DATASET ENTRIES —

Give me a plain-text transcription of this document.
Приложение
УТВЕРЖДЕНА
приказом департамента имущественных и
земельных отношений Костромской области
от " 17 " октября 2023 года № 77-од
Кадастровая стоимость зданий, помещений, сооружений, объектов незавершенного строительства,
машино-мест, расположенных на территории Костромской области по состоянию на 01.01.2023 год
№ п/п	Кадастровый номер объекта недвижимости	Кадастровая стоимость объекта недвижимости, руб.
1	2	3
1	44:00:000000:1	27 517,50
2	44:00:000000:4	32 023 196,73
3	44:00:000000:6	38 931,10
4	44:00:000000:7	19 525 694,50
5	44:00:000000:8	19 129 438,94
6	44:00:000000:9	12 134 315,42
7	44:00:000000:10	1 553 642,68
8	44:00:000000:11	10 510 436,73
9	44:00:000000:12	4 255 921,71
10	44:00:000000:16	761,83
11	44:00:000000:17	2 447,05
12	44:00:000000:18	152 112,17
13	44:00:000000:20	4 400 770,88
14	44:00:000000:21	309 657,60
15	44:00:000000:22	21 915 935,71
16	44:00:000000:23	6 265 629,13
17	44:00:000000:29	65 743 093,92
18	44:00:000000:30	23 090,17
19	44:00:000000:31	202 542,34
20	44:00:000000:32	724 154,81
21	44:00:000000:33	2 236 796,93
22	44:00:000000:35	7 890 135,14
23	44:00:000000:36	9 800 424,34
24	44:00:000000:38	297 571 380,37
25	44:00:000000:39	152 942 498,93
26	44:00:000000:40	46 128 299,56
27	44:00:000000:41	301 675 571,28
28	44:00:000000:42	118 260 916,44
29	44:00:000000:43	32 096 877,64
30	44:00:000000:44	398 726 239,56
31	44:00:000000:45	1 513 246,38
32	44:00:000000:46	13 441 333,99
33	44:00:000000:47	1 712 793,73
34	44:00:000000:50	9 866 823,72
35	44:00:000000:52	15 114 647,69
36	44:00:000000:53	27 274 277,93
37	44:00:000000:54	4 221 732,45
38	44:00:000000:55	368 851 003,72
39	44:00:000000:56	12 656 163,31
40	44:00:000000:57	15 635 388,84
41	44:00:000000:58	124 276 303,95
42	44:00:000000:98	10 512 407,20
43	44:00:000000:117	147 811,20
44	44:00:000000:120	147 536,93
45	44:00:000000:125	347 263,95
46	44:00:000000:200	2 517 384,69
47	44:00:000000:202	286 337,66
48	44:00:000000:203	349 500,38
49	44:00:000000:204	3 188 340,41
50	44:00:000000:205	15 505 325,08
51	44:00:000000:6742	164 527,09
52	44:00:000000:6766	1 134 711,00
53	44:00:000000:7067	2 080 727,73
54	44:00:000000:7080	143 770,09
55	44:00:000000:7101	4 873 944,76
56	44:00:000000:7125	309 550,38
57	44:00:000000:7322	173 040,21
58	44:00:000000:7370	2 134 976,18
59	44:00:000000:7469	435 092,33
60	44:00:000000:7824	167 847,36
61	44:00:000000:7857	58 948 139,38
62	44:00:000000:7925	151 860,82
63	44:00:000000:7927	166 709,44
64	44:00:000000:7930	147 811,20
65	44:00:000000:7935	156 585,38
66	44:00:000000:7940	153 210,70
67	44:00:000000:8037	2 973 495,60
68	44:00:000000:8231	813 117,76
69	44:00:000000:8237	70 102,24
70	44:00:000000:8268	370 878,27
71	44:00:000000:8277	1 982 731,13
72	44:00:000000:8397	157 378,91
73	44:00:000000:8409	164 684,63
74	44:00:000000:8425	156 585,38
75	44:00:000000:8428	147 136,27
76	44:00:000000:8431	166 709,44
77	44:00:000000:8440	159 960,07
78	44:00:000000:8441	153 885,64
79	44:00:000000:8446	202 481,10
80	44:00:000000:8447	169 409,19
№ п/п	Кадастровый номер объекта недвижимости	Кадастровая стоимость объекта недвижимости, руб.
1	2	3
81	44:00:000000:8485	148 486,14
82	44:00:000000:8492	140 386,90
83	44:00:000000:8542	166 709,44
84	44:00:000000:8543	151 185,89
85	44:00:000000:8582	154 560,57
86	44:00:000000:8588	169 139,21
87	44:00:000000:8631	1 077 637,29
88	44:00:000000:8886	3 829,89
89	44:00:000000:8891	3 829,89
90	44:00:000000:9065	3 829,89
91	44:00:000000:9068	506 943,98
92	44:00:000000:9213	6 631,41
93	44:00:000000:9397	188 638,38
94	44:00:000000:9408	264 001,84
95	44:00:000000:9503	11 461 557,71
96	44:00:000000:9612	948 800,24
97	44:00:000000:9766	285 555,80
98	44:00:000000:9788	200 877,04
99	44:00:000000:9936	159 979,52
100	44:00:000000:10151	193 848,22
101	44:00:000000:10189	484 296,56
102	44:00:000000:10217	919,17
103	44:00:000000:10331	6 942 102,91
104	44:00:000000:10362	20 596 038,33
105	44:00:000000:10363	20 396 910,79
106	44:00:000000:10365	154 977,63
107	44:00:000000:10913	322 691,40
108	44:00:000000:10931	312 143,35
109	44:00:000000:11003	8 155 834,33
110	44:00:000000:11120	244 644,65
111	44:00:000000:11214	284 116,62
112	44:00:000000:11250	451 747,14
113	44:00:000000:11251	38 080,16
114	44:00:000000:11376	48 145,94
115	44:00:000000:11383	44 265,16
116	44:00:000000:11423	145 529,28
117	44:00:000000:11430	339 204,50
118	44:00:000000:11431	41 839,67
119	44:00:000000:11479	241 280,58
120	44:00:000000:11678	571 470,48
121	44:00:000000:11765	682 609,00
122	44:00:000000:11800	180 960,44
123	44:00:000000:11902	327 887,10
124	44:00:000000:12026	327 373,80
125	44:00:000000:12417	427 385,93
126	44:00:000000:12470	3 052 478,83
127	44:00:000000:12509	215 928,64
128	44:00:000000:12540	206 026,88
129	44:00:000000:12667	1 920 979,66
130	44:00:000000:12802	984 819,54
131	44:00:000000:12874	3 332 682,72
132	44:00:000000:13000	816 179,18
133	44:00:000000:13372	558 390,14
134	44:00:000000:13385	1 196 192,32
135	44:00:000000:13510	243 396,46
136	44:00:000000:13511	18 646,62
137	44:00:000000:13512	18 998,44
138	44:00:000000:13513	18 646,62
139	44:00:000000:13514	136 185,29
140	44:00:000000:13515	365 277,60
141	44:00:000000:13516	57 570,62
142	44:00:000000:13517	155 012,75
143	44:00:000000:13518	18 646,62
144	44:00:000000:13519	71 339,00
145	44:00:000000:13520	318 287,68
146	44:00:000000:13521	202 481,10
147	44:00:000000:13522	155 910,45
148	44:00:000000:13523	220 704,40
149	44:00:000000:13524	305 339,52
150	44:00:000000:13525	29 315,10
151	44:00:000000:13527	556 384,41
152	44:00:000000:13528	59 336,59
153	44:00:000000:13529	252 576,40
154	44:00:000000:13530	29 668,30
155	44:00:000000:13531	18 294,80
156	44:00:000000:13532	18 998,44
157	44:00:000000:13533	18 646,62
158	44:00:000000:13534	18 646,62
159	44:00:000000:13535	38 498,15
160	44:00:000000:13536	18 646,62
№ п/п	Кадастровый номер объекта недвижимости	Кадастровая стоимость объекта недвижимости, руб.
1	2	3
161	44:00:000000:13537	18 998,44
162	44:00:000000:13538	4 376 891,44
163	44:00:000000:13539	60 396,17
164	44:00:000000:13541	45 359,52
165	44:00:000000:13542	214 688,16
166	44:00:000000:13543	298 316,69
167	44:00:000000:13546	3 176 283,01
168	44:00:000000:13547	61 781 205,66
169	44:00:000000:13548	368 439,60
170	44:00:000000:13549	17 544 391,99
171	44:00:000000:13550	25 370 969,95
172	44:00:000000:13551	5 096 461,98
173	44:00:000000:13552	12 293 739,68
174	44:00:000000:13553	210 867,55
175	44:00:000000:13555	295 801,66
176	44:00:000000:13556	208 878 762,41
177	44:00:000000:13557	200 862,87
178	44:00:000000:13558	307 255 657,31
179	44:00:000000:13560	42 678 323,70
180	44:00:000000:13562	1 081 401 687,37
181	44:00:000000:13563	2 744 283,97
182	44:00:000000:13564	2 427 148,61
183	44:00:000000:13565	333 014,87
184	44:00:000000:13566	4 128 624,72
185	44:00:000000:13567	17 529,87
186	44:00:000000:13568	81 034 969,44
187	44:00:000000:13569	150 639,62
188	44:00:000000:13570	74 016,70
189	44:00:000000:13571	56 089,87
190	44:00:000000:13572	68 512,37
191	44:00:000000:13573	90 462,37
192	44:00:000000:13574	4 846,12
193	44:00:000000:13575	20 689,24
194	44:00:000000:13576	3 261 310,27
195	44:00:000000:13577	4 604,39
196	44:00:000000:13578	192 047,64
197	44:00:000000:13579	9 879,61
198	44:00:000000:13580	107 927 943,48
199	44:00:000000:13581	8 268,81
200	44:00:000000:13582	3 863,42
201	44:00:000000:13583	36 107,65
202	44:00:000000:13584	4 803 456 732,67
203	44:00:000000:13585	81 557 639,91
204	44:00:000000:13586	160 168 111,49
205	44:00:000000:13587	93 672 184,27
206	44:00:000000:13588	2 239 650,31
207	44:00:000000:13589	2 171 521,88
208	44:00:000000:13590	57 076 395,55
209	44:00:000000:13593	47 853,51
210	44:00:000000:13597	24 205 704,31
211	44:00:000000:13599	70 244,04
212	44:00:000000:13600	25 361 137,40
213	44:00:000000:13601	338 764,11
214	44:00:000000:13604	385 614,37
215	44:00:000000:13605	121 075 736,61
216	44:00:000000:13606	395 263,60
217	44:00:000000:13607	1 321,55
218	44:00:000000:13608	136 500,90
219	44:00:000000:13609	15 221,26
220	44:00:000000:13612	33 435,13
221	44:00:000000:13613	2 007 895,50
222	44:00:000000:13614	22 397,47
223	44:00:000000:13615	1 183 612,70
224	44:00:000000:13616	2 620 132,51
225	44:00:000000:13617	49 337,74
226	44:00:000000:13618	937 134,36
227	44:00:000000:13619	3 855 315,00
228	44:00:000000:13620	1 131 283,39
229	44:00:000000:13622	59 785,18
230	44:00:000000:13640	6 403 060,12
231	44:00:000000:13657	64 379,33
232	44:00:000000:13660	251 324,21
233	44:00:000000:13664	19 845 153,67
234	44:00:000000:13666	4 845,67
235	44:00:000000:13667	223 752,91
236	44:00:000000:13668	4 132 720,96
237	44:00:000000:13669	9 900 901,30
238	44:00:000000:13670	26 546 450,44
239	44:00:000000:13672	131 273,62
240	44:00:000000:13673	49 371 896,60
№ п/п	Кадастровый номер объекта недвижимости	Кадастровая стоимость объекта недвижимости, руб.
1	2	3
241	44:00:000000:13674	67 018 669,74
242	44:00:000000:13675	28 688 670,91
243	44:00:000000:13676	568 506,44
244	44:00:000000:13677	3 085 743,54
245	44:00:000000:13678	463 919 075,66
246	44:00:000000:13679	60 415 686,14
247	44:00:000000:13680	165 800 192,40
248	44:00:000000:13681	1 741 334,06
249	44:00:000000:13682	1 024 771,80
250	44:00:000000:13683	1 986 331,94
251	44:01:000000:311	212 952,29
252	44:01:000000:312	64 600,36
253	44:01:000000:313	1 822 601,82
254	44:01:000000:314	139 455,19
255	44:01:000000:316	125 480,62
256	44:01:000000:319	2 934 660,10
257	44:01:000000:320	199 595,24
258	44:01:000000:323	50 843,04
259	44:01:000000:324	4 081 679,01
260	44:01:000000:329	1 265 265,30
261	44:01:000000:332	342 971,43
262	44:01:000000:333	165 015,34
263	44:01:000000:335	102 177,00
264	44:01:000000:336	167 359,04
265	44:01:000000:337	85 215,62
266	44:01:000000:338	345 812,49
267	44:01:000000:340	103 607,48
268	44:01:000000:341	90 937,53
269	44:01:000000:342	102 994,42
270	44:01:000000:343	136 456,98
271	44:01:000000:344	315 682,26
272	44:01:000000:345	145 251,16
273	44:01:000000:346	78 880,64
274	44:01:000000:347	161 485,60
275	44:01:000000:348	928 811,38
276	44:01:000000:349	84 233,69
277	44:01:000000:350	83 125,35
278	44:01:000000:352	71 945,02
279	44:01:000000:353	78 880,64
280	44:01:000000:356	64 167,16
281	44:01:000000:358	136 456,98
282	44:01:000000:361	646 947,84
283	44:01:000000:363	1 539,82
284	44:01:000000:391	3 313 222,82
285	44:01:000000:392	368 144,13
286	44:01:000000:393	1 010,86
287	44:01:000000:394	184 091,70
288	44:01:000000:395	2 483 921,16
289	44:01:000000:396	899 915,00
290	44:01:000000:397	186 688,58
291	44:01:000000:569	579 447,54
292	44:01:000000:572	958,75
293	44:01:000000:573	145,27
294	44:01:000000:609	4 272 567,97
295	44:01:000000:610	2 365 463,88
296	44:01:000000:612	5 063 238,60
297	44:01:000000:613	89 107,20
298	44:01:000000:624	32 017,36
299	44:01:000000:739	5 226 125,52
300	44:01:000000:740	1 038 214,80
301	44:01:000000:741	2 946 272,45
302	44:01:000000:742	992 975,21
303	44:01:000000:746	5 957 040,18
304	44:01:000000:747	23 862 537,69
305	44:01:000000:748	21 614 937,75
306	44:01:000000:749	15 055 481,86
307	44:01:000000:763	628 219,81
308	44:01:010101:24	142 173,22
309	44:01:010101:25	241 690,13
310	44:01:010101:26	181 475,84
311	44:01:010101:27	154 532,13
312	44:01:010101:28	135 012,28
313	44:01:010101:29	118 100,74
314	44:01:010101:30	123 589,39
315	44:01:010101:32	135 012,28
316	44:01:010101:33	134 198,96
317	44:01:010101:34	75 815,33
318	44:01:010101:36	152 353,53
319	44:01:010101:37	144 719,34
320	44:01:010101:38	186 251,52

GOAL — In the records above, find each line holding "области" and copy it.

COMPLETED EXERCISE —
земельных отношений Костромской области
машино-мест, расположенных на территории Костромской области по состоянию на 01.01.2023 год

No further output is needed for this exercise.